___ Source material
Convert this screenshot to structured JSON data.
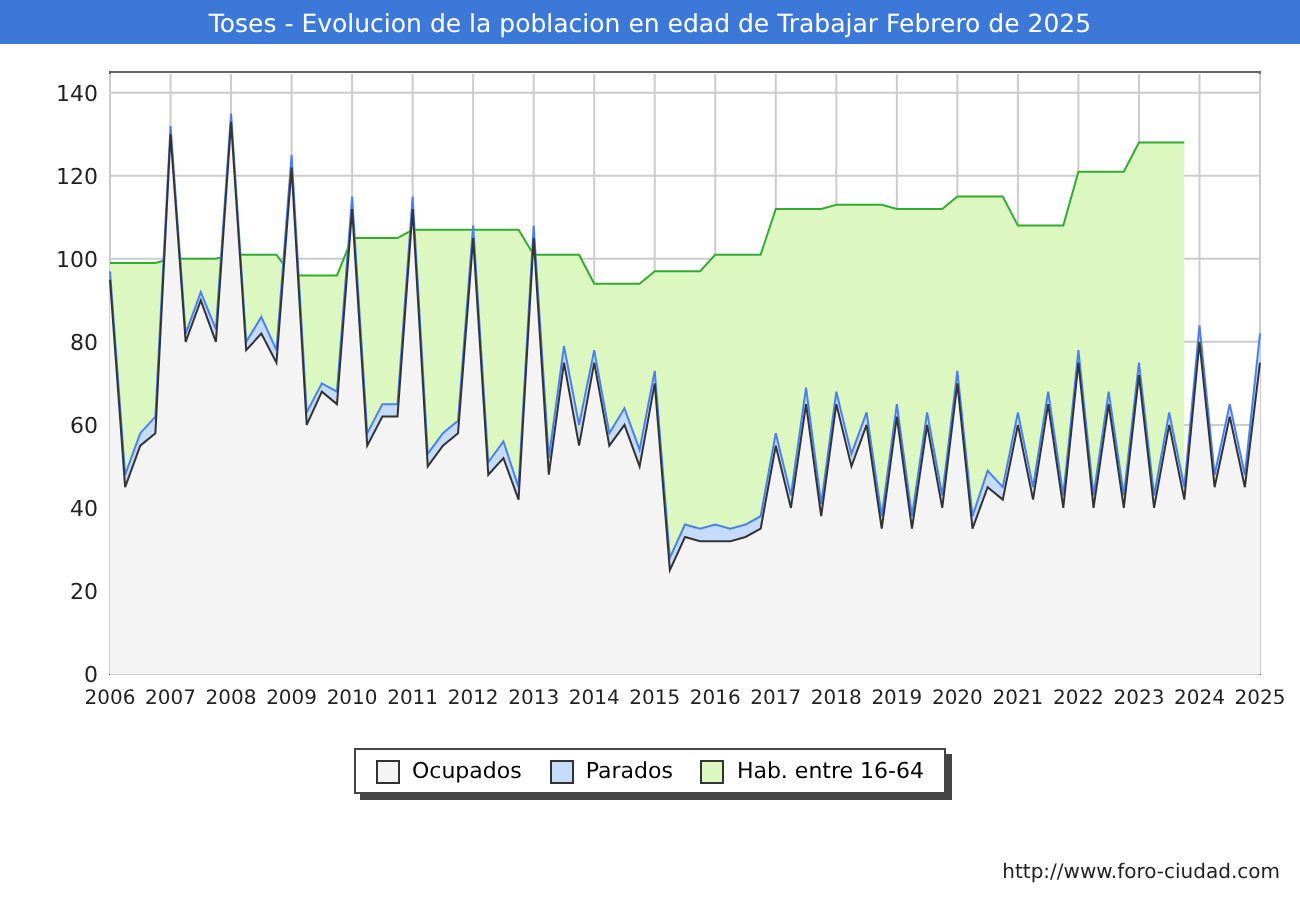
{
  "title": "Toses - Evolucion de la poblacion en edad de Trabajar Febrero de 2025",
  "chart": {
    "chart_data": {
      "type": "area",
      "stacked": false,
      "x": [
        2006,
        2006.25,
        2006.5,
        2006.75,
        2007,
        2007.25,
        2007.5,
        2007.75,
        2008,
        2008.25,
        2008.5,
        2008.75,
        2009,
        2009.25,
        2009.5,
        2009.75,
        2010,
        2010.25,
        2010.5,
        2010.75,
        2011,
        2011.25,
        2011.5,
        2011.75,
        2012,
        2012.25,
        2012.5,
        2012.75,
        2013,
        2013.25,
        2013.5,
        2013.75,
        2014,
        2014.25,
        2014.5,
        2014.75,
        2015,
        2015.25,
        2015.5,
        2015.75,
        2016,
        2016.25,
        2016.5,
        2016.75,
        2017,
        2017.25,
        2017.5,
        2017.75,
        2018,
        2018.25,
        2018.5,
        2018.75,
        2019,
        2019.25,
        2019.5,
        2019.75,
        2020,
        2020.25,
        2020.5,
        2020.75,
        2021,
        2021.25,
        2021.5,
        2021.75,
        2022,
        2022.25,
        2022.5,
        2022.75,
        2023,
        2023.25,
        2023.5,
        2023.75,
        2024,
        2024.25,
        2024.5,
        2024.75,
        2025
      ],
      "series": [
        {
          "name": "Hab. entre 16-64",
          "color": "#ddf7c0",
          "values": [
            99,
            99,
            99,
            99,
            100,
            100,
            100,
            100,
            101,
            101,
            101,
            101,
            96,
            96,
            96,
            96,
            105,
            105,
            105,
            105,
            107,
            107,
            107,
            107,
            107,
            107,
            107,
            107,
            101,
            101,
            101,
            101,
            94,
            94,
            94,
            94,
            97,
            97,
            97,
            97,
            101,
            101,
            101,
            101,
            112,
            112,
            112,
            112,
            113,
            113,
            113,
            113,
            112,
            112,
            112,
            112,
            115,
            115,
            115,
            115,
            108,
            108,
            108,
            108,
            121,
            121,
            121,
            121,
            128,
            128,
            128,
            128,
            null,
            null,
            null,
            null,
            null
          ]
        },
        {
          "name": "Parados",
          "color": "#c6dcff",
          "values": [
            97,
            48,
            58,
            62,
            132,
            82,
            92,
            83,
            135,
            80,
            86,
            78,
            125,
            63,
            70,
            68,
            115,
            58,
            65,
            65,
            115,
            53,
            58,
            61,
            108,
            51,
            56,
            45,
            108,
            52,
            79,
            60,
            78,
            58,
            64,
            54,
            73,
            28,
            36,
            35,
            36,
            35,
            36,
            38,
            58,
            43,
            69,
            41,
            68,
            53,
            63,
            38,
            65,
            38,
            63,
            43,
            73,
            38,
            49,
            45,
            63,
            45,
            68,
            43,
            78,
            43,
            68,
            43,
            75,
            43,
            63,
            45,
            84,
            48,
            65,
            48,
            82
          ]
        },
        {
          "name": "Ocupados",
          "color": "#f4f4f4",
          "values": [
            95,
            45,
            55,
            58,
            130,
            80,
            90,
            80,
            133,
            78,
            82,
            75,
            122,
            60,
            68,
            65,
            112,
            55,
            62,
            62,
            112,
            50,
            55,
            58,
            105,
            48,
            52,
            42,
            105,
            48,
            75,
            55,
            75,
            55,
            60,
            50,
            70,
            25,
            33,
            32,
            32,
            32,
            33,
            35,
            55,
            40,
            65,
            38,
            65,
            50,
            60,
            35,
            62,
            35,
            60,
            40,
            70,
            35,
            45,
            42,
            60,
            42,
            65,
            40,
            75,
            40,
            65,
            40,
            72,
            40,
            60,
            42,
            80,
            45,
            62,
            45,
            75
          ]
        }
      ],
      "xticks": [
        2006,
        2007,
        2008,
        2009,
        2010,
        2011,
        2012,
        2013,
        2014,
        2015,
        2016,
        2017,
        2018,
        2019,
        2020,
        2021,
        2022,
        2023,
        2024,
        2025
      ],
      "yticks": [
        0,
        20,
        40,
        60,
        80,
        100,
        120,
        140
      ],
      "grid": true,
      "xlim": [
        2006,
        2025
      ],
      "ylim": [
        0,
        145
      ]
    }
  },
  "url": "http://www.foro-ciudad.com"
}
______
___ Source material
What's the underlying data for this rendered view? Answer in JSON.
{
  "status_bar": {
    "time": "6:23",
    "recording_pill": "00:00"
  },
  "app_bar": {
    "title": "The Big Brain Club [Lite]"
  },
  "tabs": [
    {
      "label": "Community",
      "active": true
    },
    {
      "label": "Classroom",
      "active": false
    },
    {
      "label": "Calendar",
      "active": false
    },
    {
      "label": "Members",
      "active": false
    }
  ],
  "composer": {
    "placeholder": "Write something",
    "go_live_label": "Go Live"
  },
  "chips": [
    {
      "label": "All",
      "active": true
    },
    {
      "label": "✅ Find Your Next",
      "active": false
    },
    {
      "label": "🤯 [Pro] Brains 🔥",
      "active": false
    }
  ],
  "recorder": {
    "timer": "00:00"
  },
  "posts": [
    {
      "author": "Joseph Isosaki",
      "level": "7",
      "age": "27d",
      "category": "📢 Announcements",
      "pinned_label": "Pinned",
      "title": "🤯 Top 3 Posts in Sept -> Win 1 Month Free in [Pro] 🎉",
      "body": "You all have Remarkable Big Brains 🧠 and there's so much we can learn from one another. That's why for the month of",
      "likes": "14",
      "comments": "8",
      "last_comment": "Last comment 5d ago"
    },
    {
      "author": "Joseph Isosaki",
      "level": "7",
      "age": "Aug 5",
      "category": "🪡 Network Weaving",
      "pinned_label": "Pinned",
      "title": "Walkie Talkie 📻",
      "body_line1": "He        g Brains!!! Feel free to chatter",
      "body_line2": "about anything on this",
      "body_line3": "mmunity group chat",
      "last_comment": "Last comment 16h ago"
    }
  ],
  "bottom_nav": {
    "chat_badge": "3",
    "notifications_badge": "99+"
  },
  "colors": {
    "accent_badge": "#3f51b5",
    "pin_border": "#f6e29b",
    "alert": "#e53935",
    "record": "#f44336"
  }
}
______
Collect each line above holding the string "title".

Answer ▸
  "title": "Toses - Evolucion de la poblacion en edad de Trabajar Febrero de 2025",
    "title": "The Big Brain Club [Lite]"
      "title": "🤯 Top 3 Posts in Sept -> Win 1 Month Free in [Pro] 🎉",
      "title": "Walkie Talkie 📻",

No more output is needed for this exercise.